(Goal of the exercise): Lines holding the string "социальных" are the ones to copy from this listing.

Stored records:
#####
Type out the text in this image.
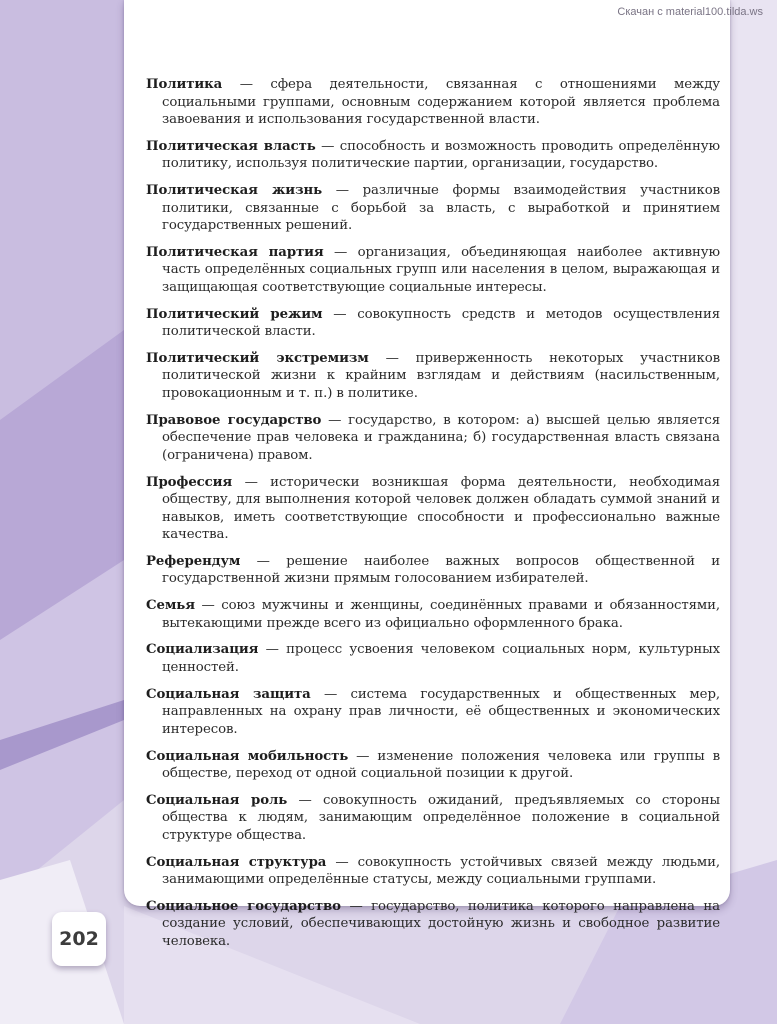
Скачан с material100.tilda.ws

Политика — сфера деятельности, связанная с отношениями между социальными группами, основным содержанием которой является проблема завоевания и использования государственной власти.

Политическая власть — способность и возможность проводить определённую политику, используя политические партии, организации, государство.

Политическая жизнь — различные формы взаимодействия участников политики, связанные с борьбой за власть, с выработкой и принятием государственных решений.

Политическая партия — организация, объединяющая наиболее активную часть определённых социальных групп или населения в целом, выражающая и защищающая соответствующие социальные интересы.

Политический режим — совокупность средств и методов осуществления политической власти.

Политический экстремизм — приверженность некоторых участников политической жизни к крайним взглядам и действиям (насильственным, провокационным и т. п.) в политике.

Правовое государство — государство, в котором: а) высшей целью является обеспечение прав человека и гражданина; б) государственная власть связана (ограничена) правом.

Профессия — исторически возникшая форма деятельности, необходимая обществу, для выполнения которой человек должен обладать суммой знаний и навыков, иметь соответствующие способности и профессионально важные качества.

Референдум — решение наиболее важных вопросов общественной и государственной жизни прямым голосованием избирателей.

Семья — союз мужчины и женщины, соединённых правами и обязанностями, вытекающими прежде всего из официально оформленного брака.

Социализация — процесс усвоения человеком социальных норм, культурных ценностей.

Социальная защита — система государственных и общественных мер, направленных на охрану прав личности, её общественных и экономических интересов.

Социальная мобильность — изменение положения человека или группы в обществе, переход от одной социальной позиции к другой.

Социальная роль — совокупность ожиданий, предъявляемых со стороны общества к людям, занимающим определённое положение в социальной структуре общества.

Социальная структура — совокупность устойчивых связей между людьми, занимающими определённые статусы, между социальными группами.

Социальное государство — государство, политика которого направлена на создание условий, обеспечивающих достойную жизнь и свободное развитие человека.

202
#####
(Answer to the task):
Политическая партия — организация, объединяющая наиболее активную часть определённых социальных групп или населения в целом, выражающая и защищающая соответствующие социальные интересы.
Социализация — процесс усвоения человеком социальных норм, культурных ценностей.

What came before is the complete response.